(Collection entries)

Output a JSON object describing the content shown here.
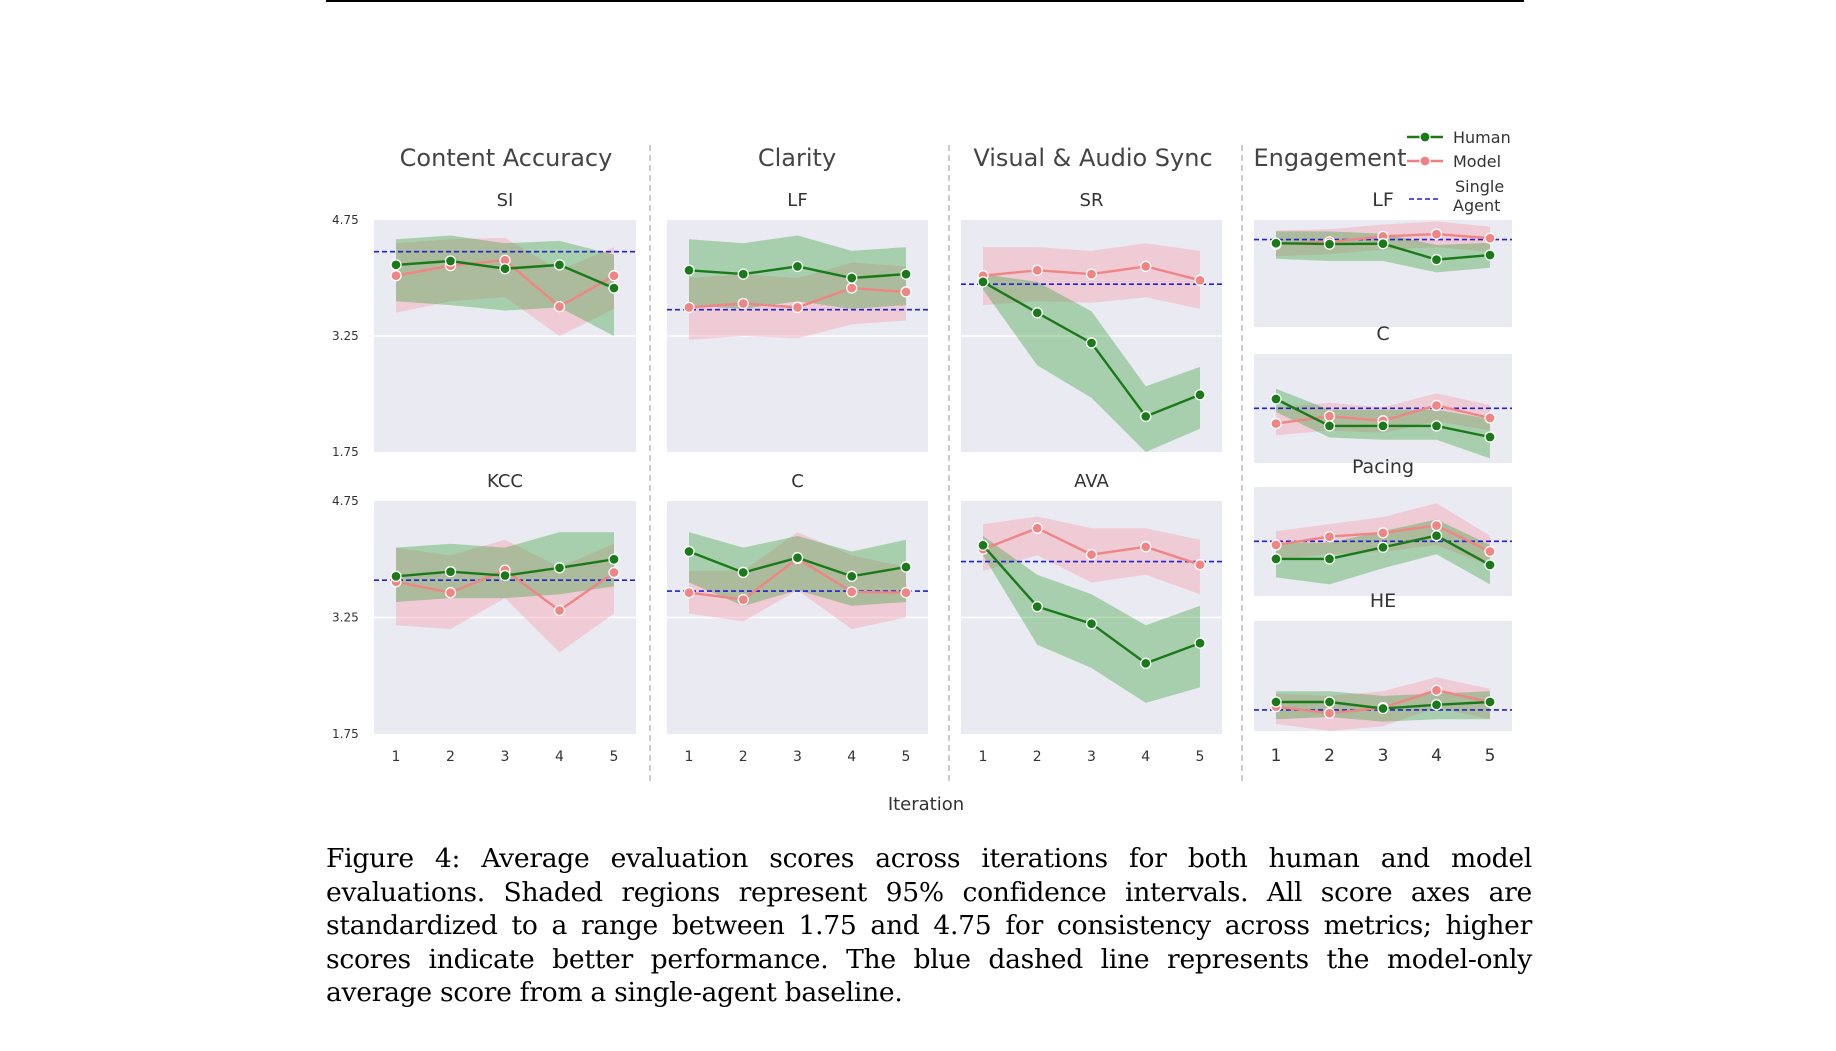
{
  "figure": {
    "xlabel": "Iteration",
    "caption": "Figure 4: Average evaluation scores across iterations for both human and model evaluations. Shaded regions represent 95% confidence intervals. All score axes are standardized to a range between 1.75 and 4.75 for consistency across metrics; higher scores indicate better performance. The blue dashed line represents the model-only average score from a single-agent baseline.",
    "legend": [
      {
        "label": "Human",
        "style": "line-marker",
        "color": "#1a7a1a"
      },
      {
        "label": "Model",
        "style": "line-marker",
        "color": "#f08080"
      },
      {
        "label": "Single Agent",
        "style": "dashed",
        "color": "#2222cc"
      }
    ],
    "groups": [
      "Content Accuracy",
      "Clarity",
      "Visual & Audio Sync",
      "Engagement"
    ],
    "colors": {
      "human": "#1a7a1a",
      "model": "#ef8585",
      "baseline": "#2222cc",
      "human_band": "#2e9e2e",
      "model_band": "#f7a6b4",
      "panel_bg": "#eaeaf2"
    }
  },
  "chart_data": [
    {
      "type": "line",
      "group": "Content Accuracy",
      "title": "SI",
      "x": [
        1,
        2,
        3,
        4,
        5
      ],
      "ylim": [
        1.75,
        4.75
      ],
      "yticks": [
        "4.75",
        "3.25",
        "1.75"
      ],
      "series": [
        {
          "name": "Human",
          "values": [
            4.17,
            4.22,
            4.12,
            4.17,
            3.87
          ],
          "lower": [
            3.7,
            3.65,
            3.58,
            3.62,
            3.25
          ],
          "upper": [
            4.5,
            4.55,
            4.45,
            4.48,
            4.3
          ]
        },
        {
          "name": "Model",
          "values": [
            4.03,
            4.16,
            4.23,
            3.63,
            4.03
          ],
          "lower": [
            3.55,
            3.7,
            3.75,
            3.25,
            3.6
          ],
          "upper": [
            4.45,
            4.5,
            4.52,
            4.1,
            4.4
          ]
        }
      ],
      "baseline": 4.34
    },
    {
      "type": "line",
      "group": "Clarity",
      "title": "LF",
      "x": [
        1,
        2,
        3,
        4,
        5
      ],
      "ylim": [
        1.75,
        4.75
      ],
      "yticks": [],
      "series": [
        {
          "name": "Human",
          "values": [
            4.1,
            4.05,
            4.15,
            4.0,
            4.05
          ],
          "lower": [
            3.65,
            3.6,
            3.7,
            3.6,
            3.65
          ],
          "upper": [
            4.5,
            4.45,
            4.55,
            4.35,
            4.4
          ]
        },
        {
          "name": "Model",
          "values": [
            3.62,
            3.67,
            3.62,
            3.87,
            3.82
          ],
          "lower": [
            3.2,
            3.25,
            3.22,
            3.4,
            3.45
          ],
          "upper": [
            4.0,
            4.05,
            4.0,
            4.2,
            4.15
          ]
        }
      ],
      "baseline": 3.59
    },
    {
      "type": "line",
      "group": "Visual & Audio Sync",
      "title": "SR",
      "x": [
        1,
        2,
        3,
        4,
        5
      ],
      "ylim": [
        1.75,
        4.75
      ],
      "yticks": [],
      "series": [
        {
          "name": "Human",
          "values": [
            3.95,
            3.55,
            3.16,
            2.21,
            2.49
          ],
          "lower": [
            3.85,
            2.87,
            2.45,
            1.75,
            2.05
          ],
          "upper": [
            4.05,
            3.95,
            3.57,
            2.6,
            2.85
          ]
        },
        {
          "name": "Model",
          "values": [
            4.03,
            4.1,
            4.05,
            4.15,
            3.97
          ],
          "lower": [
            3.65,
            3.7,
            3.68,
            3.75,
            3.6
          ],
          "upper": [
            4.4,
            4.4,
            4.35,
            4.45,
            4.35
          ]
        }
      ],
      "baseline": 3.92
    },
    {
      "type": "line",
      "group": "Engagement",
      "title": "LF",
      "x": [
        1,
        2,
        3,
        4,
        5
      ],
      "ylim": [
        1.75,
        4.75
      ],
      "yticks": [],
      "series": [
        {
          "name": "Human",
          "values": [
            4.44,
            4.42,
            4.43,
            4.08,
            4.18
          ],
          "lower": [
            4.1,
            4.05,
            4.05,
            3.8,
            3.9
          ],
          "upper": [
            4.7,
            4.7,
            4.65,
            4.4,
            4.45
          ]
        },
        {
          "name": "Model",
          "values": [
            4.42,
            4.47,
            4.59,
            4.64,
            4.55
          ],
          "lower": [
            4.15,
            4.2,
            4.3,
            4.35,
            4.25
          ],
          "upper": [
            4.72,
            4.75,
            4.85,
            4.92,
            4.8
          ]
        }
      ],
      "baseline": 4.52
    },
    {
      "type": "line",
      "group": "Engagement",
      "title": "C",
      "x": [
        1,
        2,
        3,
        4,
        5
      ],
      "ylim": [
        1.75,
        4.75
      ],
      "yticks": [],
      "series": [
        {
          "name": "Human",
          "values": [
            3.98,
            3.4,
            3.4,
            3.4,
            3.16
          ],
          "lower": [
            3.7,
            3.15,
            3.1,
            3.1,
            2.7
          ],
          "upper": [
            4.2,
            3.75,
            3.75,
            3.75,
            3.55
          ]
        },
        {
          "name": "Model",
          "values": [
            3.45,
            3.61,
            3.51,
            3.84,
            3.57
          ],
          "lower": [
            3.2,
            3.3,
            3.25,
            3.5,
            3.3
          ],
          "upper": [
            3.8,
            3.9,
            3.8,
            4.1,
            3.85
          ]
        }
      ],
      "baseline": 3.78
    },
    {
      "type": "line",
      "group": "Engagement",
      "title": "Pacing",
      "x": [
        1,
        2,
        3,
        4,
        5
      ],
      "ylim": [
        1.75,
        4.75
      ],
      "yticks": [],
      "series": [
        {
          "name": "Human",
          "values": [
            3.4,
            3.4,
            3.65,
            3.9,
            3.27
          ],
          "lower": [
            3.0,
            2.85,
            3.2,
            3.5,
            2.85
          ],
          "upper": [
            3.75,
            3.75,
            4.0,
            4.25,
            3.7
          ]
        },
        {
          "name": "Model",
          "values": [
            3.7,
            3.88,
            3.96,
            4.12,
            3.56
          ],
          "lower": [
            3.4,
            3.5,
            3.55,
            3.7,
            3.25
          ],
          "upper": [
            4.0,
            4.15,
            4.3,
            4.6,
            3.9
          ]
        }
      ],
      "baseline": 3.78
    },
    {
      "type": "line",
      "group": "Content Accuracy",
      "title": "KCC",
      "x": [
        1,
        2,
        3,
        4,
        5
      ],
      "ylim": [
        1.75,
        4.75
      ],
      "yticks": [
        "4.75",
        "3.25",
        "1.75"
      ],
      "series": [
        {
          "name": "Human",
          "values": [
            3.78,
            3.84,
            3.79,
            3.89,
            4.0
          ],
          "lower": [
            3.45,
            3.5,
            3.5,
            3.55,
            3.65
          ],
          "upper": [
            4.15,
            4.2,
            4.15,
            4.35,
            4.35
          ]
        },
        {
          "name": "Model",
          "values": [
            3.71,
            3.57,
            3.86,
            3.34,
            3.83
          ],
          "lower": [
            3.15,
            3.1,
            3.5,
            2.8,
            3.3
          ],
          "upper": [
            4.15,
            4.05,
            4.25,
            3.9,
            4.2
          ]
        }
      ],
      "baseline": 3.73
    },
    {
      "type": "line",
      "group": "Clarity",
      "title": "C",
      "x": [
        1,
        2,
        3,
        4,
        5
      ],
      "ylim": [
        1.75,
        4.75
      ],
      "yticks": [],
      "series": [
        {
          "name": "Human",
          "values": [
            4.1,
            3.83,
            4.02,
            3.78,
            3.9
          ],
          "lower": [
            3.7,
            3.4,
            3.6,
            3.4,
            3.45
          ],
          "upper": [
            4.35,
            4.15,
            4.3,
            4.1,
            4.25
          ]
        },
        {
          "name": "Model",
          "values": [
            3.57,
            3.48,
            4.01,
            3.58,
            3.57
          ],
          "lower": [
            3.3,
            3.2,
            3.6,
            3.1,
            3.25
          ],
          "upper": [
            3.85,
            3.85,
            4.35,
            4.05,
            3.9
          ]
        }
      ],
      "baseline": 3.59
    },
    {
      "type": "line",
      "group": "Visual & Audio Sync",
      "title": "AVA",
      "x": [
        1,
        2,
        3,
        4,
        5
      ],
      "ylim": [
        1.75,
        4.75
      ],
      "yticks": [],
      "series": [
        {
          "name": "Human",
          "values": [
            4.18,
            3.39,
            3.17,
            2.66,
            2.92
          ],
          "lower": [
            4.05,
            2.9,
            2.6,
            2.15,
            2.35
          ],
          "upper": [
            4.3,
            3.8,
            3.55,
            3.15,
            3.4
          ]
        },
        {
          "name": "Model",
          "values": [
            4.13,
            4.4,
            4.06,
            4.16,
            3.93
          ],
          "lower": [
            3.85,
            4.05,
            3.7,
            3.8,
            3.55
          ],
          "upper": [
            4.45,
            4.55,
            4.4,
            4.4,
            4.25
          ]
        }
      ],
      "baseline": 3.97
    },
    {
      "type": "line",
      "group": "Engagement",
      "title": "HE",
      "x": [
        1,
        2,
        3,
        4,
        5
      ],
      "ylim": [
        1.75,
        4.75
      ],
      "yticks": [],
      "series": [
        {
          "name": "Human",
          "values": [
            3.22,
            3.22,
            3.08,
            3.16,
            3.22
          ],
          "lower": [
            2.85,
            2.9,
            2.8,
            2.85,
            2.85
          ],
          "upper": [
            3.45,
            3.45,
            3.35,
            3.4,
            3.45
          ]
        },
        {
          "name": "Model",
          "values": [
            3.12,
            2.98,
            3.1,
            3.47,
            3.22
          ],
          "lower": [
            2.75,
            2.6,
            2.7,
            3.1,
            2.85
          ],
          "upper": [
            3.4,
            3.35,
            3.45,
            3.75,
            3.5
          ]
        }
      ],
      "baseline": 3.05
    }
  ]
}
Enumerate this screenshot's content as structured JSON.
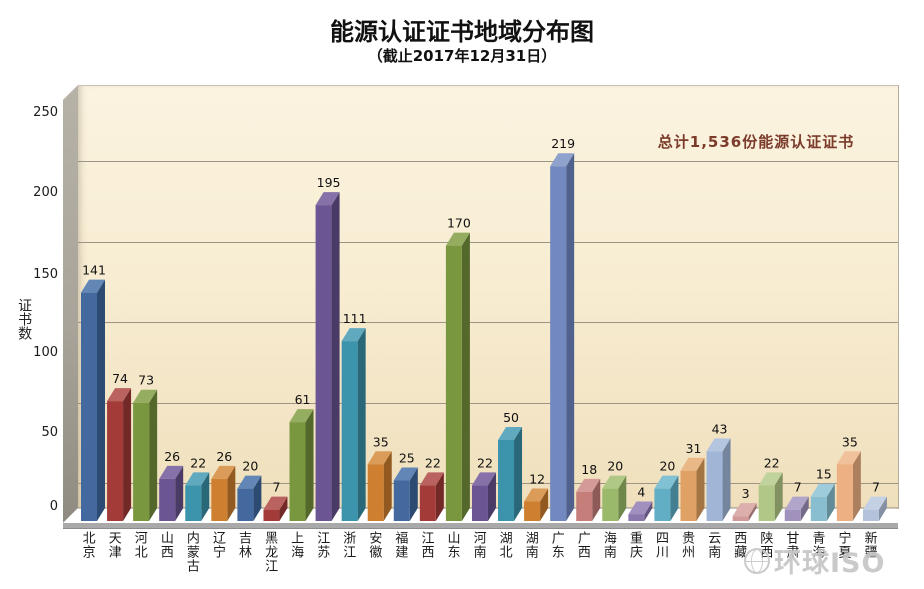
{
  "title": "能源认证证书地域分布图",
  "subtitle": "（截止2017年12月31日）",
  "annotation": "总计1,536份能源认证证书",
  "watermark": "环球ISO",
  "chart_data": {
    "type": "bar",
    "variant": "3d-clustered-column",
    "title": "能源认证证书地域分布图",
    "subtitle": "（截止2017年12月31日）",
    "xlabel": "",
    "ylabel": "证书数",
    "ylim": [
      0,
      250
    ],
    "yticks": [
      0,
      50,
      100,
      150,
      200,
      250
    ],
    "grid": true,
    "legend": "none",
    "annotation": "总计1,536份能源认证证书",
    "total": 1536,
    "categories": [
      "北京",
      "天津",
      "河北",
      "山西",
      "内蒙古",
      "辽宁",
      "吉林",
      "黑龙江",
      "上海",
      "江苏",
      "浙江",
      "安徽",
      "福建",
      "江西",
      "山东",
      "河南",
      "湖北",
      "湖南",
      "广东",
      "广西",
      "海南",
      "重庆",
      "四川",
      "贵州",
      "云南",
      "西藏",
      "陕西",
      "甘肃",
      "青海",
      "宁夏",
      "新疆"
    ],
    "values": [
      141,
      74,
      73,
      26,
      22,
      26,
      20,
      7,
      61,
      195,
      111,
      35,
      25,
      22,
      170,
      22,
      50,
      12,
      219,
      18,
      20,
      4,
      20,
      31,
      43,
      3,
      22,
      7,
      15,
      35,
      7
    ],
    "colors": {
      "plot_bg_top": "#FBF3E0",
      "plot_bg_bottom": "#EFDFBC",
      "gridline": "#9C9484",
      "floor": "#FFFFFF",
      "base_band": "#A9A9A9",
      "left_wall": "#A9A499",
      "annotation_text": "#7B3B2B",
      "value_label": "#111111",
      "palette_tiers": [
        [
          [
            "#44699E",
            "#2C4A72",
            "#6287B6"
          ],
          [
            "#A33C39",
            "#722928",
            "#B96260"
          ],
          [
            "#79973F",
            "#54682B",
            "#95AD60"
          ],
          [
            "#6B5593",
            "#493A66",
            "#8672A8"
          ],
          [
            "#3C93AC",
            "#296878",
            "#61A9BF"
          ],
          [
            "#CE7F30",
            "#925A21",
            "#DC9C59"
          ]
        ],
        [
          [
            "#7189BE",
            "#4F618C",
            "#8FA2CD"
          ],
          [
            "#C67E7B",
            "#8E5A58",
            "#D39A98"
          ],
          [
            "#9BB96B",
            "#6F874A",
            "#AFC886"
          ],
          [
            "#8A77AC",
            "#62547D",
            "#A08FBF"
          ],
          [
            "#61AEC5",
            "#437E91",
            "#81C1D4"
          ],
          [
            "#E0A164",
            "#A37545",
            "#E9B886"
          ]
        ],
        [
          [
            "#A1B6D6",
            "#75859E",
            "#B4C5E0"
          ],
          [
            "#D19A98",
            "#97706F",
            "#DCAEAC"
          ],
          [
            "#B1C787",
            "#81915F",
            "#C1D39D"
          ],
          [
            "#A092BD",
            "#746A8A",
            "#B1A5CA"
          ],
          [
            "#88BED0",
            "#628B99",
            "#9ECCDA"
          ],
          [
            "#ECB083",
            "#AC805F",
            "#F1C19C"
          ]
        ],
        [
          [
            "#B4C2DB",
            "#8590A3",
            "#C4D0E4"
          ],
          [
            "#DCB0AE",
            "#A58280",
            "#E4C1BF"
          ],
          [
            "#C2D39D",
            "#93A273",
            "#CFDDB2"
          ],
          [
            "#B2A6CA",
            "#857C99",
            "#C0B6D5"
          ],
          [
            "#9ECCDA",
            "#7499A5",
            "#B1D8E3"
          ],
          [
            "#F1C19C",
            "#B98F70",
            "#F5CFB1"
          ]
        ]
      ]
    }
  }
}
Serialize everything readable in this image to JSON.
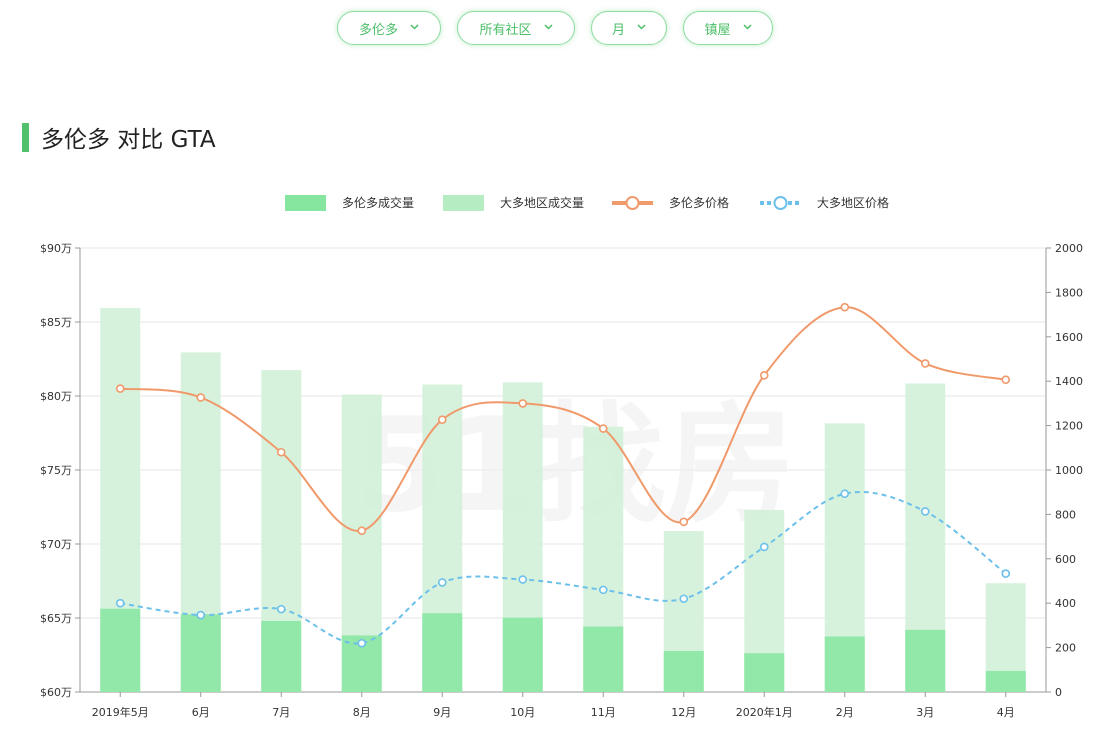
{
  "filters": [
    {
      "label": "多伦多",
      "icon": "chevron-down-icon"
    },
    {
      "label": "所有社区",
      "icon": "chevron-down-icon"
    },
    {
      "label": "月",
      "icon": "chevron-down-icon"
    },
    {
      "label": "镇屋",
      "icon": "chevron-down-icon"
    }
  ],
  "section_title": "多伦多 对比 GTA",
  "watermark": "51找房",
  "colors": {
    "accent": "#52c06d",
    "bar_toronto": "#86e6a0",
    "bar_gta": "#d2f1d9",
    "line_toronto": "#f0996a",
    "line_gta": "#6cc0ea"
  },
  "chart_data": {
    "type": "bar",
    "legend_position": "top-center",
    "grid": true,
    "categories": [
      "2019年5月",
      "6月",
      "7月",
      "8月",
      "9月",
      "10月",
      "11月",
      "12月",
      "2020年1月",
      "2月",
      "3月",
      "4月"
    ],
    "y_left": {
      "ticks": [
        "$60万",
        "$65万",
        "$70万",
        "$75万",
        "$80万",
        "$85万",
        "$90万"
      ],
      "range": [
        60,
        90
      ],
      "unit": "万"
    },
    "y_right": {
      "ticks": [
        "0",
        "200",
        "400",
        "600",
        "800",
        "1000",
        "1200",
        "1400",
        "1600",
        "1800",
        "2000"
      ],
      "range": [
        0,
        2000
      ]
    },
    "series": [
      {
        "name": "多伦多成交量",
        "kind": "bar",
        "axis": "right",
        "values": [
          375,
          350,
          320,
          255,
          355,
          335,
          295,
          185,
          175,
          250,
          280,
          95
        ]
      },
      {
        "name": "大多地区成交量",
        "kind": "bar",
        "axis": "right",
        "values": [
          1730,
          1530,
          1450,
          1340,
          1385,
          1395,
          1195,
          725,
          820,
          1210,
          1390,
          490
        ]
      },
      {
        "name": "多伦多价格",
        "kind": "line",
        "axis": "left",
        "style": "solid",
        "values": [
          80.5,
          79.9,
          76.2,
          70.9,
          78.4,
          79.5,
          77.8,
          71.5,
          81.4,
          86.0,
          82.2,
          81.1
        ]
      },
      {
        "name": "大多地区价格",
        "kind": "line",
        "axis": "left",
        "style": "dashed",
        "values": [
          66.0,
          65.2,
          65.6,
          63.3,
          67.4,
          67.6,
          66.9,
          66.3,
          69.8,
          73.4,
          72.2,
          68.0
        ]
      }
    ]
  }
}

Written task: Extract from the material all lines containing the string "能源认证证书地域分布图".

Task result:
  "title": "能源认证证书地域分布图",
    "title": "能源认证证书地域分布图",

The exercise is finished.